> **Stored data**
=======
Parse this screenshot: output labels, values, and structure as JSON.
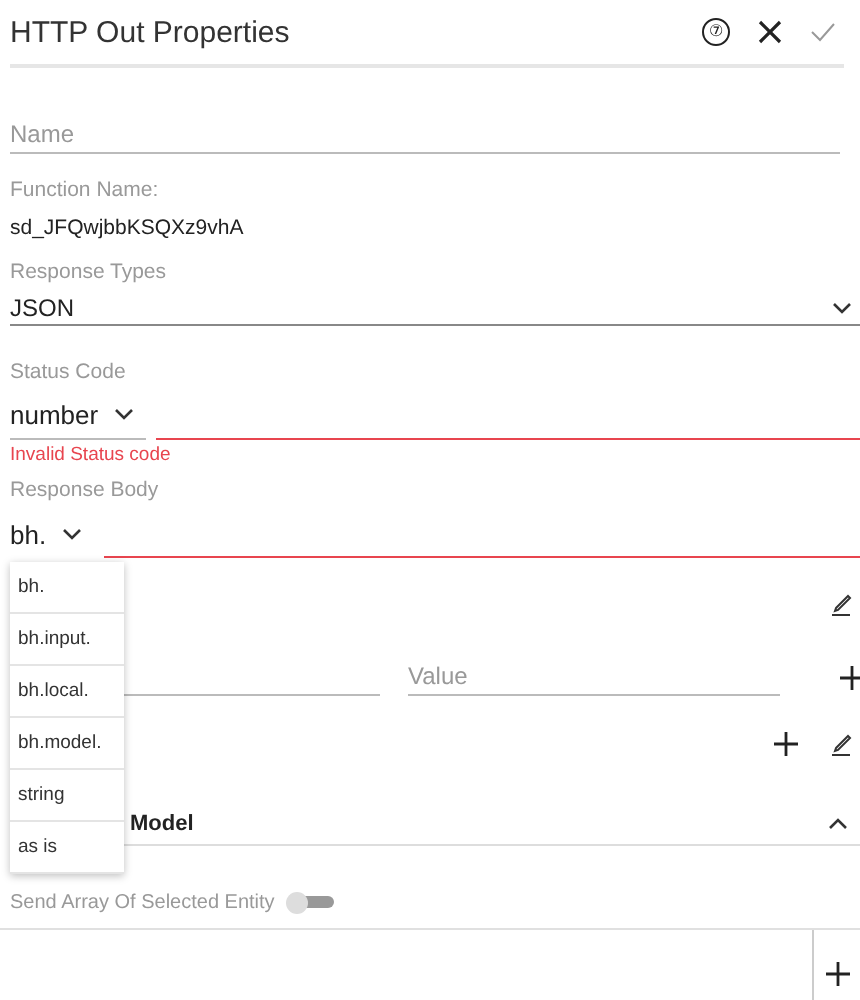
{
  "header": {
    "title": "HTTP Out Properties",
    "help_icon": "⑦"
  },
  "name_field": {
    "placeholder": "Name"
  },
  "function_name": {
    "label": "Function Name:",
    "value": "sd_JFQwjbbKSQXz9vhA"
  },
  "response_types": {
    "label": "Response Types",
    "value": "JSON"
  },
  "status_code": {
    "label": "Status Code",
    "type": "number",
    "error": "Invalid Status code",
    "invalid": true
  },
  "response_body": {
    "label": "Response Body",
    "type": "bh.",
    "invalid": true
  },
  "type_menu": {
    "items": [
      {
        "label": "bh."
      },
      {
        "label": "bh.input."
      },
      {
        "label": "bh.local."
      },
      {
        "label": "bh.model."
      },
      {
        "label": "string"
      },
      {
        "label": "as is"
      }
    ]
  },
  "headers": {
    "value_placeholder": "Value"
  },
  "section": {
    "title": "Model",
    "expanded": true
  },
  "toggle": {
    "label": "Send Array Of Selected Entity",
    "on": false
  }
}
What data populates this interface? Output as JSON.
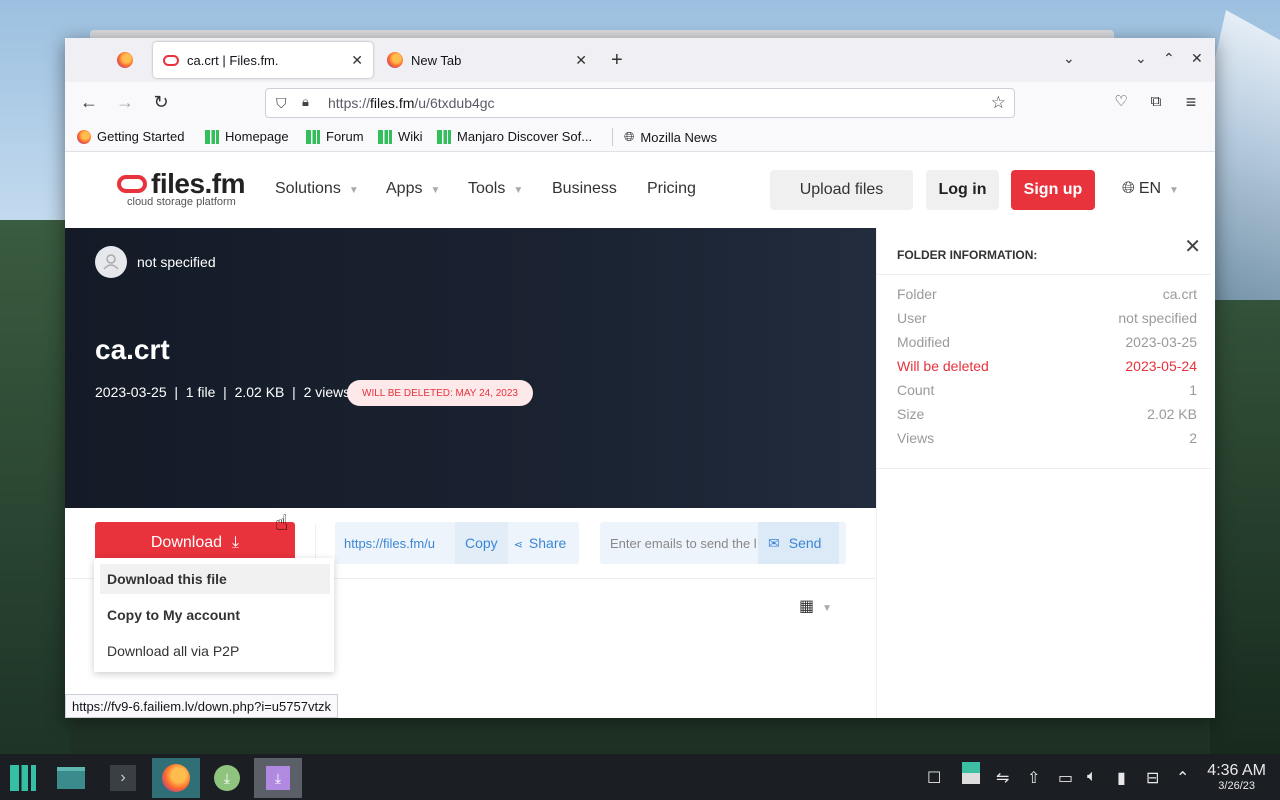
{
  "browser": {
    "tabs": [
      {
        "label": "ca.crt | Files.fm.",
        "active": true
      },
      {
        "label": "New Tab",
        "active": false
      }
    ],
    "new_tab_glyph": "+",
    "url_prefix": "https://",
    "url_host": "files.fm",
    "url_path": "/u/6txdub4gc",
    "bookmarks": [
      "Getting Started",
      "Homepage",
      "Forum",
      "Wiki",
      "Manjaro Discover Sof...",
      "Mozilla News"
    ],
    "status_url": "https://fv9-6.failiem.lv/down.php?i=u5757vtzk"
  },
  "site": {
    "logo_main": "files.fm",
    "logo_tagline": "cloud storage platform",
    "nav": [
      "Solutions",
      "Apps",
      "Tools",
      "Business",
      "Pricing"
    ],
    "upload_label": "Upload files",
    "login_label": "Log in",
    "signup_label": "Sign up",
    "lang_label": "EN"
  },
  "hero": {
    "owner": "not specified",
    "filename": "ca.crt",
    "meta": "2023-03-25  |  1 file  |  2.02 KB  |  2 views",
    "deletion_badge": "WILL BE DELETED: MAY 24, 2023"
  },
  "actions": {
    "download_label": "Download",
    "share_url": "https://files.fm/u",
    "copy_label": "Copy",
    "share_label": "Share",
    "email_placeholder": "Enter emails to send the l",
    "send_label": "Send",
    "dropdown": [
      "Download this file",
      "Copy to My account",
      "Download all via P2P"
    ]
  },
  "folder_info": {
    "title": "FOLDER INFORMATION:",
    "rows": [
      {
        "label": "Folder",
        "value": "ca.crt"
      },
      {
        "label": "User",
        "value": "not specified"
      },
      {
        "label": "Modified",
        "value": "2023-03-25"
      },
      {
        "label": "Will be deleted",
        "value": "2023-05-24"
      },
      {
        "label": "Count",
        "value": "1"
      },
      {
        "label": "Size",
        "value": "2.02 KB"
      },
      {
        "label": "Views",
        "value": "2"
      }
    ]
  },
  "taskbar": {
    "time": "4:36 AM",
    "date": "3/26/23"
  },
  "colors": {
    "accent": "#e8323c",
    "link": "#3b87d6",
    "hero_bg": "#161d2a"
  }
}
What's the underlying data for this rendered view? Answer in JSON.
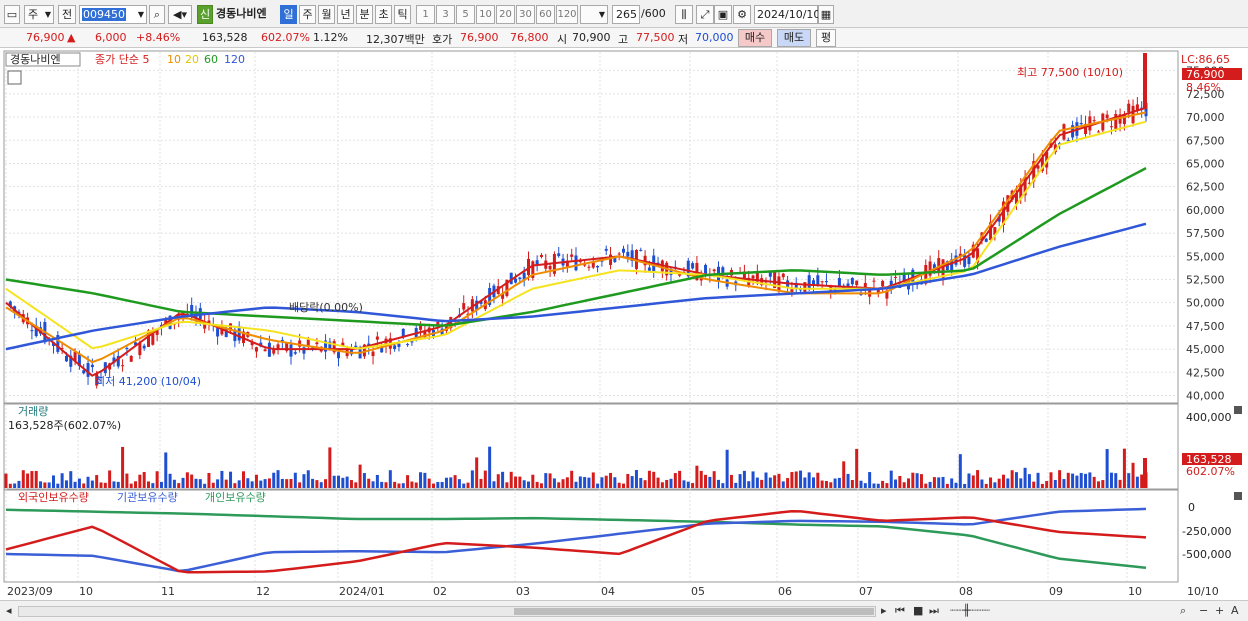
{
  "toolbar": {
    "market_type": "주",
    "prev": "전",
    "stock_code": "009450",
    "new_badge": "신",
    "stock_name": "경동나비엔",
    "periods": [
      "일",
      "주",
      "월",
      "년",
      "분",
      "초",
      "틱"
    ],
    "selected_period": "일",
    "intervals": [
      "1",
      "3",
      "5",
      "10",
      "20",
      "30",
      "60",
      "120"
    ],
    "count": "265",
    "count_max": "/600",
    "date": "2024/10/10"
  },
  "quote": {
    "price": "76,900",
    "change_arrow": "▲",
    "change": "6,000",
    "change_pct": "+8.46%",
    "volume": "163,528",
    "volume_pct": "602.07%",
    "turnover_pct": "1.12%",
    "trade_amount": "12,307백만",
    "bid_label": "호가",
    "ask_price": "76,900",
    "bid_price": "76,800",
    "open_label": "시",
    "open": "70,900",
    "high_label": "고",
    "high": "77,500",
    "low_label": "저",
    "low": "70,000",
    "buy_button": "매수",
    "sell_button": "매도",
    "eval_button": "평"
  },
  "price_panel": {
    "legend_name": "경동나비엔",
    "legend_ma": "종가 단순 5",
    "ma_periods": [
      "10",
      "20",
      "60",
      "120"
    ],
    "high_annotation": "최고 77,500 (10/10)",
    "low_annotation": "최저 41,200 (10/04)",
    "dividend_annotation": "배당락(0.00%)",
    "lc_label": "LC:86,65",
    "current_price_tag": "76,900",
    "current_pct_tag": "8.46%"
  },
  "volume_panel": {
    "title": "거래량",
    "value": "163,528주(602.07%)",
    "price_tag": "163,528",
    "pct_tag": "602.07%",
    "axis_label": "400,000"
  },
  "holding_panel": {
    "legend": [
      "외국인보유수량",
      "기관보유수량",
      "개인보유수량"
    ],
    "axis_labels": [
      "0",
      "-250,000",
      "-500,000"
    ]
  },
  "x_labels": [
    "2023/09",
    "10",
    "11",
    "12",
    "2024/01",
    "02",
    "03",
    "04",
    "05",
    "06",
    "07",
    "08",
    "09",
    "10",
    "10/10"
  ],
  "colors": {
    "up": "#d41c1c",
    "down": "#1f4fd1",
    "ma5": "#d41c1c",
    "ma10": "#f08c00",
    "ma20": "#f5e31f",
    "ma60": "#1e9a1e",
    "ma120": "#2f57d8",
    "foreign": "#2e9a5a",
    "institution": "#3b5fd6",
    "individual": "#d41c1c"
  },
  "chart_data": {
    "type": "line",
    "title": "경동나비엔",
    "price_axis": {
      "ticks": [
        40000,
        42500,
        45000,
        47500,
        50000,
        52500,
        55000,
        57500,
        60000,
        62500,
        65000,
        67500,
        70000,
        72500,
        75000
      ],
      "ylim": [
        39300,
        76900
      ]
    },
    "x": [
      "2023/09",
      "10",
      "11",
      "12",
      "2024/01",
      "02",
      "03",
      "04",
      "05",
      "06",
      "07",
      "08",
      "09",
      "10"
    ],
    "series": [
      {
        "name": "종가 단순 5",
        "values": [
          50000,
          42000,
          49000,
          45000,
          45000,
          47500,
          54000,
          55000,
          53000,
          52000,
          51500,
          55000,
          68000,
          71000
        ]
      },
      {
        "name": "10",
        "values": [
          49500,
          43500,
          48500,
          46000,
          44500,
          47000,
          53000,
          55000,
          52500,
          51000,
          51000,
          55500,
          68500,
          70500
        ]
      },
      {
        "name": "20",
        "values": [
          51500,
          45000,
          48000,
          47000,
          45000,
          46500,
          51500,
          53500,
          53000,
          51500,
          51500,
          53500,
          67000,
          69500
        ]
      },
      {
        "name": "60",
        "values": [
          52500,
          51000,
          49000,
          48500,
          48000,
          47500,
          49000,
          51000,
          53000,
          53500,
          53000,
          53500,
          59500,
          64500
        ]
      },
      {
        "name": "120",
        "values": [
          45000,
          47000,
          48500,
          49500,
          49000,
          48000,
          48500,
          49500,
          50500,
          51000,
          51500,
          53000,
          56000,
          58500
        ]
      }
    ]
  }
}
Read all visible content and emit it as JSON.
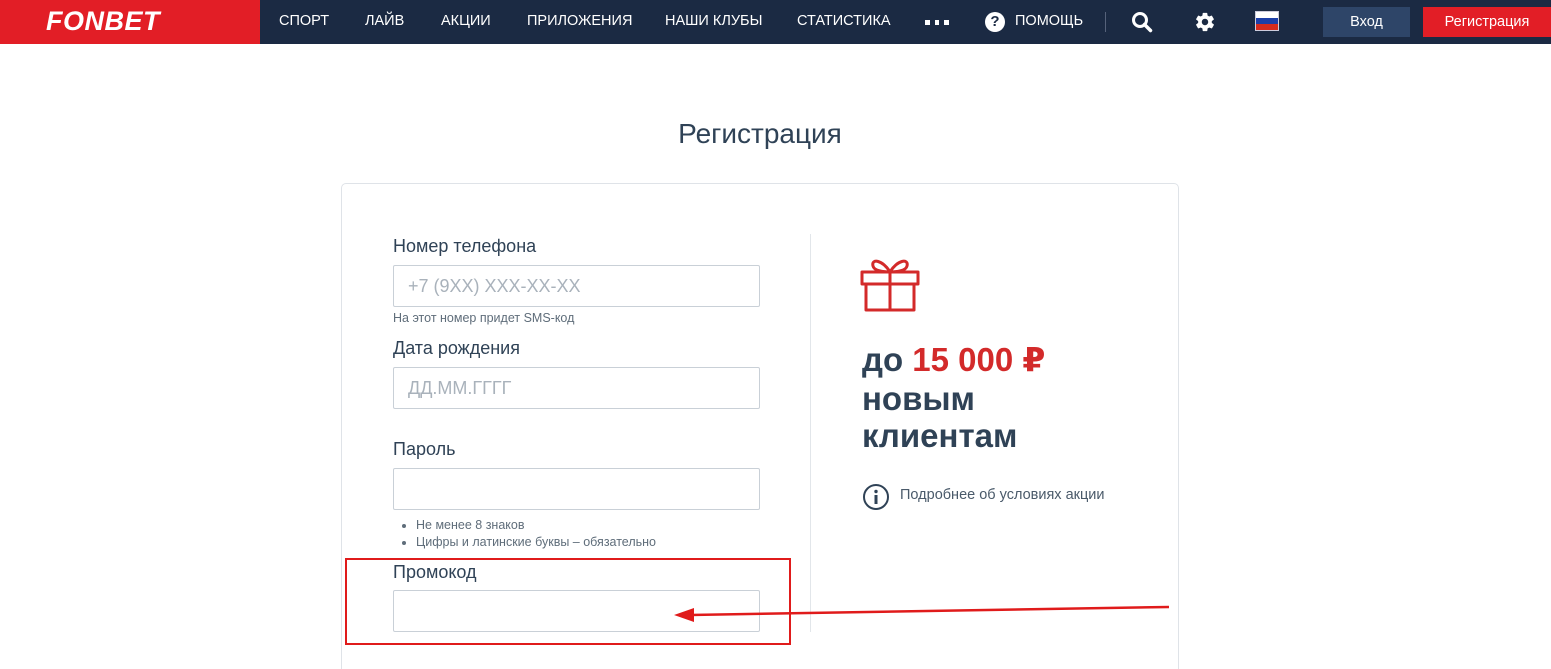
{
  "brand": {
    "name": "FONBET",
    "red": "#e21e26",
    "navy": "#1b2a43"
  },
  "nav": {
    "items": [
      {
        "label": "СПОРТ"
      },
      {
        "label": "ЛАЙВ"
      },
      {
        "label": "АКЦИИ"
      },
      {
        "label": "ПРИЛОЖЕНИЯ"
      },
      {
        "label": "НАШИ КЛУБЫ"
      },
      {
        "label": "СТАТИСТИКА"
      }
    ],
    "more_icon": "more-dots-icon",
    "help_label": "ПОМОЩЬ",
    "search_icon": "search-icon",
    "settings_icon": "gear-icon",
    "language_flag": "russia-flag-icon",
    "login_label": "Вход",
    "register_label": "Регистрация"
  },
  "page": {
    "title": "Регистрация"
  },
  "form": {
    "phone": {
      "label": "Номер телефона",
      "placeholder": "+7 (9XX) XXX-XX-XX",
      "value": "",
      "hint": "На этот номер придет SMS-код"
    },
    "birthdate": {
      "label": "Дата рождения",
      "placeholder": "ДД.ММ.ГГГГ",
      "value": ""
    },
    "password": {
      "label": "Пароль",
      "value": "",
      "rules": [
        "Не менее 8 знаков",
        "Цифры и латинские буквы – обязательно"
      ]
    },
    "promo": {
      "label": "Промокод",
      "value": ""
    }
  },
  "promo_panel": {
    "prefix": "до ",
    "amount": "15 000 ₽",
    "line2": "новым",
    "line3": "клиентам",
    "details_link": "Подробнее об условиях акции",
    "accent": "#d32a2a"
  },
  "annotation": {
    "color": "#e01b1b"
  }
}
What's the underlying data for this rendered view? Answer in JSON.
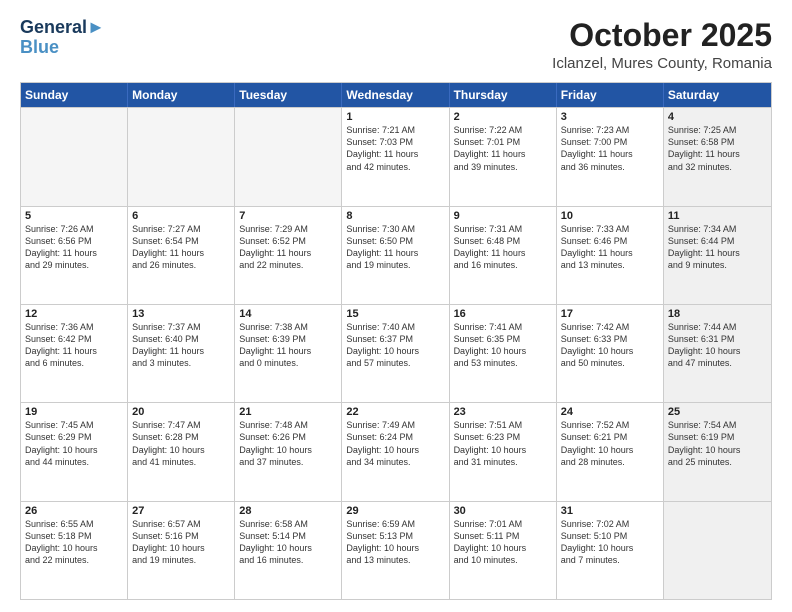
=======
> **Instructions for the task**
Which lines include "true"? Copy each of them out.

> **Exercise answer**
    "invalid": true
    "invalid": true
    "expanded": true
        "active": true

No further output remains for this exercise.